▶ What this task involves
Please give the listing again, word for word, with nothing left out.

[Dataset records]
┌────────

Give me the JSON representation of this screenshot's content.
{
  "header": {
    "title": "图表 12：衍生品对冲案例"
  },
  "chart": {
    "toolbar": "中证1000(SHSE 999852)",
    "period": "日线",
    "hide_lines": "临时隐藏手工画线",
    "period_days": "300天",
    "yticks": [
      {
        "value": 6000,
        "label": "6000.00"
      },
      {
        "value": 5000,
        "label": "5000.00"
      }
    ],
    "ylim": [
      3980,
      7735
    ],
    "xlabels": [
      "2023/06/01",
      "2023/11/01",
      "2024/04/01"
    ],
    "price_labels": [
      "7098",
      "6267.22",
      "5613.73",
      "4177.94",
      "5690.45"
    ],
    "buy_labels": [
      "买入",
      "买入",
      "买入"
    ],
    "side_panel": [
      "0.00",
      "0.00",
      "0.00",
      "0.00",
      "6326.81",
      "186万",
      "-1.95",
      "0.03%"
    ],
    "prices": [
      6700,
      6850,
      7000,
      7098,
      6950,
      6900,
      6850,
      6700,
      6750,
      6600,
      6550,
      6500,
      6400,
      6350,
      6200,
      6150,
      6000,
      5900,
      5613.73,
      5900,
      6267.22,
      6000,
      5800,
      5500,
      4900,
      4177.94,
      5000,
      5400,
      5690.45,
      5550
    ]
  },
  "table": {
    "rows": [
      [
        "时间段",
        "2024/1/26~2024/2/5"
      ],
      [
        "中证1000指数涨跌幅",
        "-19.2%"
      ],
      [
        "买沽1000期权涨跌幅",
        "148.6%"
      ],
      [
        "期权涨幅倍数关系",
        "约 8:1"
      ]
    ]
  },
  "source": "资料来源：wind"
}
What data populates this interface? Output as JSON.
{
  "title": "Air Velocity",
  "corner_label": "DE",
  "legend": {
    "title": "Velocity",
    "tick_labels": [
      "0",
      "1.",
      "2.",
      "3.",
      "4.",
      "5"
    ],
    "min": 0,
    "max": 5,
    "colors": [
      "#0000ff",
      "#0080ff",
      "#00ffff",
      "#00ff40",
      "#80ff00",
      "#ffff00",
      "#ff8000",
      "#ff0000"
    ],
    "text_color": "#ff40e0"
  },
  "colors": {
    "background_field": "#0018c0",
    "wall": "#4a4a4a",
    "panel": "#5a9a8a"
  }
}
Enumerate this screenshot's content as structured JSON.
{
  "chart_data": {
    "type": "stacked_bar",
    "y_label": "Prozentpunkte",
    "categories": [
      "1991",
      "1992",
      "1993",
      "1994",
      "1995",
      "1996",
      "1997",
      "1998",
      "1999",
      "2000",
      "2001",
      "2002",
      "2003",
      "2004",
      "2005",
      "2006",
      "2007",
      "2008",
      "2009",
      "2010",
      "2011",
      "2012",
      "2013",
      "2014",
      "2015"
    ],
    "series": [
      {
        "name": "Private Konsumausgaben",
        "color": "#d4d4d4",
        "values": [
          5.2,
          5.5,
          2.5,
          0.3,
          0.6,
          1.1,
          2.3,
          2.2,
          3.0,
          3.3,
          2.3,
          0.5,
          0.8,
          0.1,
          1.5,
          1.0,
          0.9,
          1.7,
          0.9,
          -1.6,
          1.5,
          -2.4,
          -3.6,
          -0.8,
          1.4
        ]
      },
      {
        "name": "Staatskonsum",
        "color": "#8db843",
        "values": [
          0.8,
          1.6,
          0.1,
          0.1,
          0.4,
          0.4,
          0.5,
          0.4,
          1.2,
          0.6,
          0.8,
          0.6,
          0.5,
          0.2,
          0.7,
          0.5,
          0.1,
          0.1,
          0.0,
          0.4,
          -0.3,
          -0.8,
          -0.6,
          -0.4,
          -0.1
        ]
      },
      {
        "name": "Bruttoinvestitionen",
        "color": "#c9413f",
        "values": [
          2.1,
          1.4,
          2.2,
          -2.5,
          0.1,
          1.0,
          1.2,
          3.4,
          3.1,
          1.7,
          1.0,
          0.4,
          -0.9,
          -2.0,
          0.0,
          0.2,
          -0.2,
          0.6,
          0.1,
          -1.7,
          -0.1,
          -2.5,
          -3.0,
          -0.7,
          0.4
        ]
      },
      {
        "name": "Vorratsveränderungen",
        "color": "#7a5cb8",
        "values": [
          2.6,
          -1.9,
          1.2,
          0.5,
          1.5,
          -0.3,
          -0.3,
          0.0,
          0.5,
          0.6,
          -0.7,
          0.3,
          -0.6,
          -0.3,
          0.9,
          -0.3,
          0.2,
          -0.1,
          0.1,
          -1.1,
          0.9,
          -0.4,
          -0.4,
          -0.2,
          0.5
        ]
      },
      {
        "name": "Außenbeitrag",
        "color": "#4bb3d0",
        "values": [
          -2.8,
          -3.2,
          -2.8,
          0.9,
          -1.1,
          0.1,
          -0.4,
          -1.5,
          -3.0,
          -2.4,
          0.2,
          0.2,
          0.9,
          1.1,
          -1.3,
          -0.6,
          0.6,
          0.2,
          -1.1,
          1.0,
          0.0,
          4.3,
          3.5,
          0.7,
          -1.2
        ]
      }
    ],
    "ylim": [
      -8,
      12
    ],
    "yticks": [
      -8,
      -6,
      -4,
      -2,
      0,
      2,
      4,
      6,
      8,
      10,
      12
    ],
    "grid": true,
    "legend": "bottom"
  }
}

└────────

▶ Output of the exercise
Give me the JSON representation of this screenshot's content.
{
  "header": {
    "title": "图表 12：衍生品对冲案例"
  },
  "chart": {
    "toolbar": "中证1000(SHSE 999852)",
    "period": "日线",
    "hide_lines": "临时隐藏手工画线",
    "period_days": "300天",
    "yticks": [
      {
        "value": 6000,
        "label": "6000.00"
      },
      {
        "value": 5000,
        "label": "5000.00"
      }
    ],
    "ylim": [
      3980,
      7735
    ],
    "xlabels": [
      "2023/06/01",
      "2023/11/01",
      "2024/04/01"
    ],
    "price_labels": [
      "7098",
      "6267.22",
      "5613.73",
      "4177.94",
      "5690.45"
    ],
    "buy_labels": [
      "买入",
      "买入",
      "买入"
    ],
    "side_panel": [
      "0.00",
      "0.00",
      "0.00",
      "0.00",
      "6326.81",
      "186万",
      "-1.95",
      "0.03%"
    ],
    "prices": [
      6700,
      6850,
      7000,
      7098,
      6950,
      6900,
      6850,
      6700,
      6750,
      6600,
      6550,
      6500,
      6400,
      6350,
      6200,
      6150,
      6000,
      5900,
      5613.73,
      5900,
      6267.22,
      6000,
      5800,
      5500,
      4900,
      4177.94,
      5000,
      5400,
      5690.45,
      5550
    ]
  },
  "table": {
    "rows": [
      [
        "时间段",
        "2024/1/26~2024/2/5"
      ],
      [
        "中证1000指数涨跌幅",
        "-19.2%"
      ],
      [
        "买沽1000期权涨跌幅",
        "148.6%"
      ],
      [
        "期权涨幅倍数关系",
        "约 8:1"
      ]
    ]
  },
  "source": "资料来源：wind"
}
What data populates this interface? Output as JSON.
{
  "title": "Air Velocity",
  "corner_label": "DE",
  "legend": {
    "title": "Velocity",
    "tick_labels": [
      "0",
      "1.",
      "2.",
      "3.",
      "4.",
      "5"
    ],
    "min": 0,
    "max": 5,
    "colors": [
      "#0000ff",
      "#0080ff",
      "#00ffff",
      "#00ff40",
      "#80ff00",
      "#ffff00",
      "#ff8000",
      "#ff0000"
    ],
    "text_color": "#ff40e0"
  },
  "colors": {
    "background_field": "#0018c0",
    "wall": "#4a4a4a",
    "panel": "#5a9a8a"
  }
}
Enumerate this screenshot's content as structured JSON.
{
  "chart_data": {
    "type": "stacked_bar",
    "y_label": "Prozentpunkte",
    "categories": [
      "1991",
      "1992",
      "1993",
      "1994",
      "1995",
      "1996",
      "1997",
      "1998",
      "1999",
      "2000",
      "2001",
      "2002",
      "2003",
      "2004",
      "2005",
      "2006",
      "2007",
      "2008",
      "2009",
      "2010",
      "2011",
      "2012",
      "2013",
      "2014",
      "2015"
    ],
    "series": [
      {
        "name": "Private Konsumausgaben",
        "color": "#d4d4d4",
        "values": [
          5.2,
          5.5,
          2.5,
          0.3,
          0.6,
          1.1,
          2.3,
          2.2,
          3.0,
          3.3,
          2.3,
          0.5,
          0.8,
          0.1,
          1.5,
          1.0,
          0.9,
          1.7,
          0.9,
          -1.6,
          1.5,
          -2.4,
          -3.6,
          -0.8,
          1.4
        ]
      },
      {
        "name": "Staatskonsum",
        "color": "#8db843",
        "values": [
          0.8,
          1.6,
          0.1,
          0.1,
          0.4,
          0.4,
          0.5,
          0.4,
          1.2,
          0.6,
          0.8,
          0.6,
          0.5,
          0.2,
          0.7,
          0.5,
          0.1,
          0.1,
          0.0,
          0.4,
          -0.3,
          -0.8,
          -0.6,
          -0.4,
          -0.1
        ]
      },
      {
        "name": "Bruttoinvestitionen",
        "color": "#c9413f",
        "values": [
          2.1,
          1.4,
          2.2,
          -2.5,
          0.1,
          1.0,
          1.2,
          3.4,
          3.1,
          1.7,
          1.0,
          0.4,
          -0.9,
          -2.0,
          0.0,
          0.2,
          -0.2,
          0.6,
          0.1,
          -1.7,
          -0.1,
          -2.5,
          -3.0,
          -0.7,
          0.4
        ]
      },
      {
        "name": "Vorratsveränderungen",
        "color": "#7a5cb8",
        "values": [
          2.6,
          -1.9,
          1.2,
          0.5,
          1.5,
          -0.3,
          -0.3,
          0.0,
          0.5,
          0.6,
          -0.7,
          0.3,
          -0.6,
          -0.3,
          0.9,
          -0.3,
          0.2,
          -0.1,
          0.1,
          -1.1,
          0.9,
          -0.4,
          -0.4,
          -0.2,
          0.5
        ]
      },
      {
        "name": "Außenbeitrag",
        "color": "#4bb3d0",
        "values": [
          -2.8,
          -3.2,
          -2.8,
          0.9,
          -1.1,
          0.1,
          -0.4,
          -1.5,
          -3.0,
          -2.4,
          0.2,
          0.2,
          0.9,
          1.1,
          -1.3,
          -0.6,
          0.6,
          0.2,
          -1.1,
          1.0,
          0.0,
          4.3,
          3.5,
          0.7,
          -1.2
        ]
      }
    ],
    "ylim": [
      -8,
      12
    ],
    "yticks": [
      -8,
      -6,
      -4,
      -2,
      0,
      2,
      4,
      6,
      8,
      10,
      12
    ],
    "grid": true,
    "legend": "bottom"
  }
}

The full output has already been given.